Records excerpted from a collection
-- Start --
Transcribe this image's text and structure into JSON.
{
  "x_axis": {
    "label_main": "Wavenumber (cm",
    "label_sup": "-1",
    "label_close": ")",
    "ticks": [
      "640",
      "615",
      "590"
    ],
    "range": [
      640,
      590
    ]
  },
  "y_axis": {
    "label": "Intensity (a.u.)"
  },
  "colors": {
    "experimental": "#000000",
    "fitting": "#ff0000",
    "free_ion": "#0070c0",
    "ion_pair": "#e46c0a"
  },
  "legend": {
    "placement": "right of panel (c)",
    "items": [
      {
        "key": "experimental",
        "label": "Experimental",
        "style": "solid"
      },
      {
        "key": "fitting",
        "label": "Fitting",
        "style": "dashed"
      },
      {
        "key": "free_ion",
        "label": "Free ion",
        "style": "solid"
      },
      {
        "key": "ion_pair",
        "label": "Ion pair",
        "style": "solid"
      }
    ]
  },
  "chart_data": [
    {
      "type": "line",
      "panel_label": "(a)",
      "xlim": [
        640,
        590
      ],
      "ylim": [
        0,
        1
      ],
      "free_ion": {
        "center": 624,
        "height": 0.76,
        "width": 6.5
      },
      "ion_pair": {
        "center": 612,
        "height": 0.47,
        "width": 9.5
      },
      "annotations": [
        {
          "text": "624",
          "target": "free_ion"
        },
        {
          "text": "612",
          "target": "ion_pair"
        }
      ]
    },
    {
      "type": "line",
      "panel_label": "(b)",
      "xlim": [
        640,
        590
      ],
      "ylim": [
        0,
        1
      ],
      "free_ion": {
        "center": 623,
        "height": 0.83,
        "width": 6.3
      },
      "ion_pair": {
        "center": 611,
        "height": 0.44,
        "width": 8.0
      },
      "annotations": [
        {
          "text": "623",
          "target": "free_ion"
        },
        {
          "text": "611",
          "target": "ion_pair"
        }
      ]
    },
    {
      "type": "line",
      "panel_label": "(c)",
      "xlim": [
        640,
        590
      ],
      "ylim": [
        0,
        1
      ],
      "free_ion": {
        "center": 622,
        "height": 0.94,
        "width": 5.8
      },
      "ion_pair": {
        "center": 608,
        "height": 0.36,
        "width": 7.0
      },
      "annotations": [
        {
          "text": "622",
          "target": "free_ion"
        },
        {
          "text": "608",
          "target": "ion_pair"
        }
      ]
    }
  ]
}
-- End --
-- Start --
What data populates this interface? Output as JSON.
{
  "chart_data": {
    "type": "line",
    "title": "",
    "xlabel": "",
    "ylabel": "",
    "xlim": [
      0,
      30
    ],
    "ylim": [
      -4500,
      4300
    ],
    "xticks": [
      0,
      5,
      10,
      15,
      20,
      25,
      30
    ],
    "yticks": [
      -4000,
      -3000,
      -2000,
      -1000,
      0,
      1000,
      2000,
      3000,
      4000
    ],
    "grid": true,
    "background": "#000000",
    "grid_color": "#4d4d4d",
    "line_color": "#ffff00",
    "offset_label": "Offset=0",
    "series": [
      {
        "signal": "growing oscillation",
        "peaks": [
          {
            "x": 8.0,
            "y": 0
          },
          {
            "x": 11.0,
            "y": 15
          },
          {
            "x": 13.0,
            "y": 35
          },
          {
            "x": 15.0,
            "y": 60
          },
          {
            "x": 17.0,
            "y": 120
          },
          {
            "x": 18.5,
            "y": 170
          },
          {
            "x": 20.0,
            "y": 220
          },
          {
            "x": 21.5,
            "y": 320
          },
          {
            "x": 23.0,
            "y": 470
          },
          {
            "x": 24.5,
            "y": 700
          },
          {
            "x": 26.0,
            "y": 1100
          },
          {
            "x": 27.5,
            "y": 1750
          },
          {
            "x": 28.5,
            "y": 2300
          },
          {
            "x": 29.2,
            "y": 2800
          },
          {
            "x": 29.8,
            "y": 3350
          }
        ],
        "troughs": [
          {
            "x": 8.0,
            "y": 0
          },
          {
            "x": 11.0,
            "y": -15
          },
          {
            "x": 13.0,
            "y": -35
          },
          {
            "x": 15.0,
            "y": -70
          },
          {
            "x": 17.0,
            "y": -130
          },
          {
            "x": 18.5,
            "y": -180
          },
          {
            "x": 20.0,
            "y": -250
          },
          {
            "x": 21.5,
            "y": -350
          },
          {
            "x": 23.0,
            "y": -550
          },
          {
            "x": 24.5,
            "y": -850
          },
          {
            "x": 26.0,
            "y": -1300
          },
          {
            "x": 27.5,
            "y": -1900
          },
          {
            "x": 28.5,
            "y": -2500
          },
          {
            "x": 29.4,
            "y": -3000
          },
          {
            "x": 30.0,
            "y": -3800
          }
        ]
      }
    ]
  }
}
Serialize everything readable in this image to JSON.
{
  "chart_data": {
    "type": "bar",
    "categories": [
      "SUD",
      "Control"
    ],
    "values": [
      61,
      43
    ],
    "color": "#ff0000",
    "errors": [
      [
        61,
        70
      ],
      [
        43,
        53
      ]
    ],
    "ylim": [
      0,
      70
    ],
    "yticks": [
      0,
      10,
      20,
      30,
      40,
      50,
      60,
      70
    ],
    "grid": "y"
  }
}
-- End --
Give only the number of lines in the material above that include the word "text".

7